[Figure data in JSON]
+ + + +

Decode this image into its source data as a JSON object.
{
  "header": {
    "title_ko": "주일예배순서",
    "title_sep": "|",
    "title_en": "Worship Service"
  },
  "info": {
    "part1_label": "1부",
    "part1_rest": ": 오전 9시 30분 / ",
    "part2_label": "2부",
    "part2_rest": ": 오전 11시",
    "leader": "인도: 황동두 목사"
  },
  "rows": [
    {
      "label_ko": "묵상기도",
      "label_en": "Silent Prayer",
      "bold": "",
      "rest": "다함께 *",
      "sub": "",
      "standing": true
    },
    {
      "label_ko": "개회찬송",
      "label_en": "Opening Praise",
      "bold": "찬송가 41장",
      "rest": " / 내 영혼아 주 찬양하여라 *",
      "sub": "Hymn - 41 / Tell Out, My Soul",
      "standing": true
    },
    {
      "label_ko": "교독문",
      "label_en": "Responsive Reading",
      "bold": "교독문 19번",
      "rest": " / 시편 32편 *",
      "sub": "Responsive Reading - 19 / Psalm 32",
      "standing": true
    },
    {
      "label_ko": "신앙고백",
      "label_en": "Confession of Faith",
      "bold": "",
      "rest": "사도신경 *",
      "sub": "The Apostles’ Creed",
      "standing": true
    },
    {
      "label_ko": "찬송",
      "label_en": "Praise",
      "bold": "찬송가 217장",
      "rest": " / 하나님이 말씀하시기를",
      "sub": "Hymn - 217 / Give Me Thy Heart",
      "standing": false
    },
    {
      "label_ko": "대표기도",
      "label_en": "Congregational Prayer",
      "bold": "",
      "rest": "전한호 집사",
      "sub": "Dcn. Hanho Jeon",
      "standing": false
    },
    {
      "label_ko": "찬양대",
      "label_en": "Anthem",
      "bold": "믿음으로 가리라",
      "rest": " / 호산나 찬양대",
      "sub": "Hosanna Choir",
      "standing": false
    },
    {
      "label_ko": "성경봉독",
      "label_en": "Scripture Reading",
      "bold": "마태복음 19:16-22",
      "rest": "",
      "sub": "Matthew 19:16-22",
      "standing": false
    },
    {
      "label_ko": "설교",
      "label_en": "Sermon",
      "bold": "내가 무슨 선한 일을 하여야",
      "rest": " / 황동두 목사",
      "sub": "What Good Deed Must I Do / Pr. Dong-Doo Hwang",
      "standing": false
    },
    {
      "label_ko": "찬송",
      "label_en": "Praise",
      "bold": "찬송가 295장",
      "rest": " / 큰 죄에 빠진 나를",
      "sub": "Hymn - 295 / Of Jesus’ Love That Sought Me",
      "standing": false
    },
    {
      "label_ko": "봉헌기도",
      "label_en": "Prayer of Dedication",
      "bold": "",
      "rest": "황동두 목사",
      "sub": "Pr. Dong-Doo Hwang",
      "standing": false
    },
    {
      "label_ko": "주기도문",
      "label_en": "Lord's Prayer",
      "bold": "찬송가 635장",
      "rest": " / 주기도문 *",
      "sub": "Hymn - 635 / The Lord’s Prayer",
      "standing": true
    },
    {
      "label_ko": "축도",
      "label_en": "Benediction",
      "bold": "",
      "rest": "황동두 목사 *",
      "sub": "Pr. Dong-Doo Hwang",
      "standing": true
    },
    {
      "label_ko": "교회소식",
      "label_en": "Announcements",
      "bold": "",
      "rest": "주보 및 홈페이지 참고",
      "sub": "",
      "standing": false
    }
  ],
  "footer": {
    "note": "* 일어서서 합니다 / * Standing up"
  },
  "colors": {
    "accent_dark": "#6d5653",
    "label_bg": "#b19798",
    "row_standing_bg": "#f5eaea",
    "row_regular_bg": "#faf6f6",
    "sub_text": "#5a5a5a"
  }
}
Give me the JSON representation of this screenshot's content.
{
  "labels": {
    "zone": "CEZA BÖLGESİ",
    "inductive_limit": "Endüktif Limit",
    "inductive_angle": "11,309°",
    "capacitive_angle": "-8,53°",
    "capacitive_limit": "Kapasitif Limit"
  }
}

+ + + +

- _Written problem_:
Repeat every entry word for word.

- _Reply_:
Decode this image into its source data as a JSON object.
{
  "header": {
    "title_ko": "주일예배순서",
    "title_sep": "|",
    "title_en": "Worship Service"
  },
  "info": {
    "part1_label": "1부",
    "part1_rest": ": 오전 9시 30분 / ",
    "part2_label": "2부",
    "part2_rest": ": 오전 11시",
    "leader": "인도: 황동두 목사"
  },
  "rows": [
    {
      "label_ko": "묵상기도",
      "label_en": "Silent Prayer",
      "bold": "",
      "rest": "다함께 *",
      "sub": "",
      "standing": true
    },
    {
      "label_ko": "개회찬송",
      "label_en": "Opening Praise",
      "bold": "찬송가 41장",
      "rest": " / 내 영혼아 주 찬양하여라 *",
      "sub": "Hymn - 41 / Tell Out, My Soul",
      "standing": true
    },
    {
      "label_ko": "교독문",
      "label_en": "Responsive Reading",
      "bold": "교독문 19번",
      "rest": " / 시편 32편 *",
      "sub": "Responsive Reading - 19 / Psalm 32",
      "standing": true
    },
    {
      "label_ko": "신앙고백",
      "label_en": "Confession of Faith",
      "bold": "",
      "rest": "사도신경 *",
      "sub": "The Apostles’ Creed",
      "standing": true
    },
    {
      "label_ko": "찬송",
      "label_en": "Praise",
      "bold": "찬송가 217장",
      "rest": " / 하나님이 말씀하시기를",
      "sub": "Hymn - 217 / Give Me Thy Heart",
      "standing": false
    },
    {
      "label_ko": "대표기도",
      "label_en": "Congregational Prayer",
      "bold": "",
      "rest": "전한호 집사",
      "sub": "Dcn. Hanho Jeon",
      "standing": false
    },
    {
      "label_ko": "찬양대",
      "label_en": "Anthem",
      "bold": "믿음으로 가리라",
      "rest": " / 호산나 찬양대",
      "sub": "Hosanna Choir",
      "standing": false
    },
    {
      "label_ko": "성경봉독",
      "label_en": "Scripture Reading",
      "bold": "마태복음 19:16-22",
      "rest": "",
      "sub": "Matthew 19:16-22",
      "standing": false
    },
    {
      "label_ko": "설교",
      "label_en": "Sermon",
      "bold": "내가 무슨 선한 일을 하여야",
      "rest": " / 황동두 목사",
      "sub": "What Good Deed Must I Do / Pr. Dong-Doo Hwang",
      "standing": false
    },
    {
      "label_ko": "찬송",
      "label_en": "Praise",
      "bold": "찬송가 295장",
      "rest": " / 큰 죄에 빠진 나를",
      "sub": "Hymn - 295 / Of Jesus’ Love That Sought Me",
      "standing": false
    },
    {
      "label_ko": "봉헌기도",
      "label_en": "Prayer of Dedication",
      "bold": "",
      "rest": "황동두 목사",
      "sub": "Pr. Dong-Doo Hwang",
      "standing": false
    },
    {
      "label_ko": "주기도문",
      "label_en": "Lord's Prayer",
      "bold": "찬송가 635장",
      "rest": " / 주기도문 *",
      "sub": "Hymn - 635 / The Lord’s Prayer",
      "standing": true
    },
    {
      "label_ko": "축도",
      "label_en": "Benediction",
      "bold": "",
      "rest": "황동두 목사 *",
      "sub": "Pr. Dong-Doo Hwang",
      "standing": true
    },
    {
      "label_ko": "교회소식",
      "label_en": "Announcements",
      "bold": "",
      "rest": "주보 및 홈페이지 참고",
      "sub": "",
      "standing": false
    }
  ],
  "footer": {
    "note": "* 일어서서 합니다 / * Standing up"
  },
  "colors": {
    "accent_dark": "#6d5653",
    "label_bg": "#b19798",
    "row_standing_bg": "#f5eaea",
    "row_regular_bg": "#faf6f6",
    "sub_text": "#5a5a5a"
  }
}
Give me the JSON representation of this screenshot's content.
{
  "labels": {
    "zone": "CEZA BÖLGESİ",
    "inductive_limit": "Endüktif Limit",
    "inductive_angle": "11,309°",
    "capacitive_angle": "-8,53°",
    "capacitive_limit": "Kapasitif Limit"
  }
}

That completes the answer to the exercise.